> [Data supplied]

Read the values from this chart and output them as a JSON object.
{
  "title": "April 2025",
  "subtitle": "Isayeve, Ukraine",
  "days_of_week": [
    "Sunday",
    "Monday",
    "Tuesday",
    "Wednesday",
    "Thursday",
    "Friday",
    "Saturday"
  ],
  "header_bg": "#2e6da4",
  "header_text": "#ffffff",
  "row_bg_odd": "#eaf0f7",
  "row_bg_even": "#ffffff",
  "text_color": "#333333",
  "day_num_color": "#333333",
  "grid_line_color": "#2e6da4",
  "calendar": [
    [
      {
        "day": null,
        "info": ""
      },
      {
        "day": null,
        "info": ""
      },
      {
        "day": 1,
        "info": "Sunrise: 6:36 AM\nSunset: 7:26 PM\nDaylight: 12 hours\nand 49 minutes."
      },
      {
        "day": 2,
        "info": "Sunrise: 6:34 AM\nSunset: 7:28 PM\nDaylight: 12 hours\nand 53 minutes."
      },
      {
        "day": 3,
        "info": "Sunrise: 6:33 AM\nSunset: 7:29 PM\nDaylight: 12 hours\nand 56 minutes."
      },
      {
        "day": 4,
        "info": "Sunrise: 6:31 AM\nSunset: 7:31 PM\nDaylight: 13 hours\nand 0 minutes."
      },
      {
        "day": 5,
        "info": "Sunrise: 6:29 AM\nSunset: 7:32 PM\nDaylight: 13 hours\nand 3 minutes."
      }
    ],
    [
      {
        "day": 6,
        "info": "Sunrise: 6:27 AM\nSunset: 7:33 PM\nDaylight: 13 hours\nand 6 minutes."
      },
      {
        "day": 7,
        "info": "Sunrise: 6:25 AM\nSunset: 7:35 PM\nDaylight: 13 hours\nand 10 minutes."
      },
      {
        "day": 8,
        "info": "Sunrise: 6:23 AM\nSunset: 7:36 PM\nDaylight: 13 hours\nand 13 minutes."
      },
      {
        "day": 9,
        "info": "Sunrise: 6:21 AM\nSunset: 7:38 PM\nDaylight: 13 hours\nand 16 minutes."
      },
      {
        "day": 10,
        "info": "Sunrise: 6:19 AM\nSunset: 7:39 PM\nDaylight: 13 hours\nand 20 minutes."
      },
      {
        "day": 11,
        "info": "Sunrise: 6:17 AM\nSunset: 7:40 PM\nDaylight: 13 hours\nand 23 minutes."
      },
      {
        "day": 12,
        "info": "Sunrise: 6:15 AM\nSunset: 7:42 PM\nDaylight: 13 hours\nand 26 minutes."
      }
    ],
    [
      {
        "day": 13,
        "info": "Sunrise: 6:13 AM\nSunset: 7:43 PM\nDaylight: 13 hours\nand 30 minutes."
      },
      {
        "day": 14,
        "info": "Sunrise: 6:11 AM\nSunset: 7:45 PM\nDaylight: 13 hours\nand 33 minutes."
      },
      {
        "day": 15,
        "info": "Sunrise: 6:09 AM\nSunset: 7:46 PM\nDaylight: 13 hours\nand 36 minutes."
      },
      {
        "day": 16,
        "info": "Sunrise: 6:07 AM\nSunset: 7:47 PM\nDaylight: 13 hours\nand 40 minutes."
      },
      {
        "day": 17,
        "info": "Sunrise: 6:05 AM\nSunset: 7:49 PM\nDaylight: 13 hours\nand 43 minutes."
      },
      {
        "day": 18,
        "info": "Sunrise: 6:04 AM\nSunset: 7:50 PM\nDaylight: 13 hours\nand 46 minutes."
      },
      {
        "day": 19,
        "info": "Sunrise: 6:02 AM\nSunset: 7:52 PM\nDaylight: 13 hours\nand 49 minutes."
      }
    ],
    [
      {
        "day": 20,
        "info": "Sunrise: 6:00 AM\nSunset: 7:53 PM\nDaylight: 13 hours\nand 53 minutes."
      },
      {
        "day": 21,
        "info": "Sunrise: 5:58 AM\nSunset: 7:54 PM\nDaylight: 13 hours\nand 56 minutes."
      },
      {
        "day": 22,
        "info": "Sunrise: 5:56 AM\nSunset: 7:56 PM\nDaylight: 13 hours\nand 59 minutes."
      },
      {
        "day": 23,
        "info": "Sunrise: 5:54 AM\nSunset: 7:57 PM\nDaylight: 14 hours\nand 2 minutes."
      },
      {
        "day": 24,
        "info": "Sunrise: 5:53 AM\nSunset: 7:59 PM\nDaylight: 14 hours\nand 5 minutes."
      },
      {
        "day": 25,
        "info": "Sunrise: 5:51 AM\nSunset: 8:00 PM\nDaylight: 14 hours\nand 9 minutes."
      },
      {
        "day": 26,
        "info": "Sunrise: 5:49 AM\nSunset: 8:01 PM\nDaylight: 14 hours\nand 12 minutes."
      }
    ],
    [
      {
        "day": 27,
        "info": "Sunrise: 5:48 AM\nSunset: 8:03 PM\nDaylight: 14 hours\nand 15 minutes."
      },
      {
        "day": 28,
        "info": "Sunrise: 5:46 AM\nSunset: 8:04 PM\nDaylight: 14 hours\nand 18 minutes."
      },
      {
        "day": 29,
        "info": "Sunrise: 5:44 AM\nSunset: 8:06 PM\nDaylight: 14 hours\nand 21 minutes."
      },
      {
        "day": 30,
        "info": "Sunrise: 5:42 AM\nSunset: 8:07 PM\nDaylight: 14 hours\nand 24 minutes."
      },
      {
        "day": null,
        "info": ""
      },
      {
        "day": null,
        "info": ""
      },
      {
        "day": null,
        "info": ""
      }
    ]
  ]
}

> [Work required]
Every entry should be output exactly as written, please.

> [Output for this exercise]
Read the values from this chart and output them as a JSON object.
{
  "title": "April 2025",
  "subtitle": "Isayeve, Ukraine",
  "days_of_week": [
    "Sunday",
    "Monday",
    "Tuesday",
    "Wednesday",
    "Thursday",
    "Friday",
    "Saturday"
  ],
  "header_bg": "#2e6da4",
  "header_text": "#ffffff",
  "row_bg_odd": "#eaf0f7",
  "row_bg_even": "#ffffff",
  "text_color": "#333333",
  "day_num_color": "#333333",
  "grid_line_color": "#2e6da4",
  "calendar": [
    [
      {
        "day": null,
        "info": ""
      },
      {
        "day": null,
        "info": ""
      },
      {
        "day": 1,
        "info": "Sunrise: 6:36 AM\nSunset: 7:26 PM\nDaylight: 12 hours\nand 49 minutes."
      },
      {
        "day": 2,
        "info": "Sunrise: 6:34 AM\nSunset: 7:28 PM\nDaylight: 12 hours\nand 53 minutes."
      },
      {
        "day": 3,
        "info": "Sunrise: 6:33 AM\nSunset: 7:29 PM\nDaylight: 12 hours\nand 56 minutes."
      },
      {
        "day": 4,
        "info": "Sunrise: 6:31 AM\nSunset: 7:31 PM\nDaylight: 13 hours\nand 0 minutes."
      },
      {
        "day": 5,
        "info": "Sunrise: 6:29 AM\nSunset: 7:32 PM\nDaylight: 13 hours\nand 3 minutes."
      }
    ],
    [
      {
        "day": 6,
        "info": "Sunrise: 6:27 AM\nSunset: 7:33 PM\nDaylight: 13 hours\nand 6 minutes."
      },
      {
        "day": 7,
        "info": "Sunrise: 6:25 AM\nSunset: 7:35 PM\nDaylight: 13 hours\nand 10 minutes."
      },
      {
        "day": 8,
        "info": "Sunrise: 6:23 AM\nSunset: 7:36 PM\nDaylight: 13 hours\nand 13 minutes."
      },
      {
        "day": 9,
        "info": "Sunrise: 6:21 AM\nSunset: 7:38 PM\nDaylight: 13 hours\nand 16 minutes."
      },
      {
        "day": 10,
        "info": "Sunrise: 6:19 AM\nSunset: 7:39 PM\nDaylight: 13 hours\nand 20 minutes."
      },
      {
        "day": 11,
        "info": "Sunrise: 6:17 AM\nSunset: 7:40 PM\nDaylight: 13 hours\nand 23 minutes."
      },
      {
        "day": 12,
        "info": "Sunrise: 6:15 AM\nSunset: 7:42 PM\nDaylight: 13 hours\nand 26 minutes."
      }
    ],
    [
      {
        "day": 13,
        "info": "Sunrise: 6:13 AM\nSunset: 7:43 PM\nDaylight: 13 hours\nand 30 minutes."
      },
      {
        "day": 14,
        "info": "Sunrise: 6:11 AM\nSunset: 7:45 PM\nDaylight: 13 hours\nand 33 minutes."
      },
      {
        "day": 15,
        "info": "Sunrise: 6:09 AM\nSunset: 7:46 PM\nDaylight: 13 hours\nand 36 minutes."
      },
      {
        "day": 16,
        "info": "Sunrise: 6:07 AM\nSunset: 7:47 PM\nDaylight: 13 hours\nand 40 minutes."
      },
      {
        "day": 17,
        "info": "Sunrise: 6:05 AM\nSunset: 7:49 PM\nDaylight: 13 hours\nand 43 minutes."
      },
      {
        "day": 18,
        "info": "Sunrise: 6:04 AM\nSunset: 7:50 PM\nDaylight: 13 hours\nand 46 minutes."
      },
      {
        "day": 19,
        "info": "Sunrise: 6:02 AM\nSunset: 7:52 PM\nDaylight: 13 hours\nand 49 minutes."
      }
    ],
    [
      {
        "day": 20,
        "info": "Sunrise: 6:00 AM\nSunset: 7:53 PM\nDaylight: 13 hours\nand 53 minutes."
      },
      {
        "day": 21,
        "info": "Sunrise: 5:58 AM\nSunset: 7:54 PM\nDaylight: 13 hours\nand 56 minutes."
      },
      {
        "day": 22,
        "info": "Sunrise: 5:56 AM\nSunset: 7:56 PM\nDaylight: 13 hours\nand 59 minutes."
      },
      {
        "day": 23,
        "info": "Sunrise: 5:54 AM\nSunset: 7:57 PM\nDaylight: 14 hours\nand 2 minutes."
      },
      {
        "day": 24,
        "info": "Sunrise: 5:53 AM\nSunset: 7:59 PM\nDaylight: 14 hours\nand 5 minutes."
      },
      {
        "day": 25,
        "info": "Sunrise: 5:51 AM\nSunset: 8:00 PM\nDaylight: 14 hours\nand 9 minutes."
      },
      {
        "day": 26,
        "info": "Sunrise: 5:49 AM\nSunset: 8:01 PM\nDaylight: 14 hours\nand 12 minutes."
      }
    ],
    [
      {
        "day": 27,
        "info": "Sunrise: 5:48 AM\nSunset: 8:03 PM\nDaylight: 14 hours\nand 15 minutes."
      },
      {
        "day": 28,
        "info": "Sunrise: 5:46 AM\nSunset: 8:04 PM\nDaylight: 14 hours\nand 18 minutes."
      },
      {
        "day": 29,
        "info": "Sunrise: 5:44 AM\nSunset: 8:06 PM\nDaylight: 14 hours\nand 21 minutes."
      },
      {
        "day": 30,
        "info": "Sunrise: 5:42 AM\nSunset: 8:07 PM\nDaylight: 14 hours\nand 24 minutes."
      },
      {
        "day": null,
        "info": ""
      },
      {
        "day": null,
        "info": ""
      },
      {
        "day": null,
        "info": ""
      }
    ]
  ]
}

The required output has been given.